To do>
Treat the line containing "What data populates" as the first line and the final line of the material below as the last; reproduce that range exactly.
___ Excerpted records
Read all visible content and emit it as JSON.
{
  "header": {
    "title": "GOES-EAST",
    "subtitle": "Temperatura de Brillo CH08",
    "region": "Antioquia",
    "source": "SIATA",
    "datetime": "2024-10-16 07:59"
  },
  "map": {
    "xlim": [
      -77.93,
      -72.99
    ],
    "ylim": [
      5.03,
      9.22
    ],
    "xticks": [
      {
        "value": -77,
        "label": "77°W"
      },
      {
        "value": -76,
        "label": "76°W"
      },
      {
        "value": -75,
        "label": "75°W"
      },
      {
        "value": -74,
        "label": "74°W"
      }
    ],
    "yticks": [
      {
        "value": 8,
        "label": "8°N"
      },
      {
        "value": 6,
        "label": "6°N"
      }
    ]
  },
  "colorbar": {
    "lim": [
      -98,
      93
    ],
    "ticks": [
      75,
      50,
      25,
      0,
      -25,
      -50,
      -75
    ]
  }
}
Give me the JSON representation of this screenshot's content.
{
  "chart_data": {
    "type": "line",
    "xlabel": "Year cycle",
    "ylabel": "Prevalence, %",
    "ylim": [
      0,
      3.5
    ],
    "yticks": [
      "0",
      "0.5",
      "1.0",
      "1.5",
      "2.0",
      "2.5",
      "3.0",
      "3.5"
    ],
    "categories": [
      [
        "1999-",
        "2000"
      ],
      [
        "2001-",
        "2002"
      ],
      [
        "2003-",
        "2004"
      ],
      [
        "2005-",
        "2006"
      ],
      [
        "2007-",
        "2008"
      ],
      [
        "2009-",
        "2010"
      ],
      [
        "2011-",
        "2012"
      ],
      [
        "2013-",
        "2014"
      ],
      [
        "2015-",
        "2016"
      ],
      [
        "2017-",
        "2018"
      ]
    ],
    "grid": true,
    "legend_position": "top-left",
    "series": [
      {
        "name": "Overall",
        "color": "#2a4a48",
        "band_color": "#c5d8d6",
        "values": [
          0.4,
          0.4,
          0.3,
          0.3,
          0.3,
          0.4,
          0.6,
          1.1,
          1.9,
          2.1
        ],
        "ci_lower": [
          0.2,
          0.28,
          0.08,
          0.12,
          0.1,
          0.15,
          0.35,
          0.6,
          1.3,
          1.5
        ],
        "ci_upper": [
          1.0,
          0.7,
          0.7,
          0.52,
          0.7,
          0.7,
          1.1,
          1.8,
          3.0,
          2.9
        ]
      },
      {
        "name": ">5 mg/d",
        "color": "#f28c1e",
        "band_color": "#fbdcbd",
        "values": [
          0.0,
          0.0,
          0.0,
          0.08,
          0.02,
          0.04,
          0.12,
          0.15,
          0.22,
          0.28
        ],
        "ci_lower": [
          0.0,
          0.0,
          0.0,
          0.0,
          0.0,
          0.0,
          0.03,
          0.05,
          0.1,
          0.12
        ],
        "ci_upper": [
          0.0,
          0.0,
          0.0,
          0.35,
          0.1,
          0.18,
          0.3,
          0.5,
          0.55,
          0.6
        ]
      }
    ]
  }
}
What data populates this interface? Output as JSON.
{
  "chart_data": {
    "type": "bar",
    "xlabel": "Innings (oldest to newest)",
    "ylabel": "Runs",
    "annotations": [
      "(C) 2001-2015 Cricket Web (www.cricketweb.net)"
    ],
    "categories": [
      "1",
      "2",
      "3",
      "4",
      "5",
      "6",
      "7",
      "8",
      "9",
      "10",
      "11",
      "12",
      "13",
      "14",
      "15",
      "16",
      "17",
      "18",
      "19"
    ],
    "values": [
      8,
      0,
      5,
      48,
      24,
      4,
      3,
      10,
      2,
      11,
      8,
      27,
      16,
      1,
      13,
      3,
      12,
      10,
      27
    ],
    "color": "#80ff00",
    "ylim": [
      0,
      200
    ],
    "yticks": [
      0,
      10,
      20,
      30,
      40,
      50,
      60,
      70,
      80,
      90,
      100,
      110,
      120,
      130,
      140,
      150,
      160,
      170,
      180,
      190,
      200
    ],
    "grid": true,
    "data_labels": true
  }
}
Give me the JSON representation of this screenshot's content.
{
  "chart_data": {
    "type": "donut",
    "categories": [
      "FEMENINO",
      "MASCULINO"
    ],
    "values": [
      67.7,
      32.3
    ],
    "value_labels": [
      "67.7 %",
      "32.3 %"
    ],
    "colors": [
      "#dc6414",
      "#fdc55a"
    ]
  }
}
______
Exercise result>
What data populates this interface? Output as JSON.
{
  "chart_data": {
    "type": "bar",
    "xlabel": "Innings (oldest to newest)",
    "ylabel": "Runs",
    "annotations": [
      "(C) 2001-2015 Cricket Web (www.cricketweb.net)"
    ],
    "categories": [
      "1",
      "2",
      "3",
      "4",
      "5",
      "6",
      "7",
      "8",
      "9",
      "10",
      "11",
      "12",
      "13",
      "14",
      "15",
      "16",
      "17",
      "18",
      "19"
    ],
    "values": [
      8,
      0,
      5,
      48,
      24,
      4,
      3,
      10,
      2,
      11,
      8,
      27,
      16,
      1,
      13,
      3,
      12,
      10,
      27
    ],
    "color": "#80ff00",
    "ylim": [
      0,
      200
    ],
    "yticks": [
      0,
      10,
      20,
      30,
      40,
      50,
      60,
      70,
      80,
      90,
      100,
      110,
      120,
      130,
      140,
      150,
      160,
      170,
      180,
      190,
      200
    ],
    "grid": true,
    "data_labels": true
  }
}
Give me the JSON representation of this screenshot's content.
{
  "chart_data": {
    "type": "donut",
    "categories": [
      "FEMENINO",
      "MASCULINO"
    ],
    "values": [
      67.7,
      32.3
    ],
    "value_labels": [
      "67.7 %",
      "32.3 %"
    ],
    "colors": [
      "#dc6414",
      "#fdc55a"
    ]
  }
}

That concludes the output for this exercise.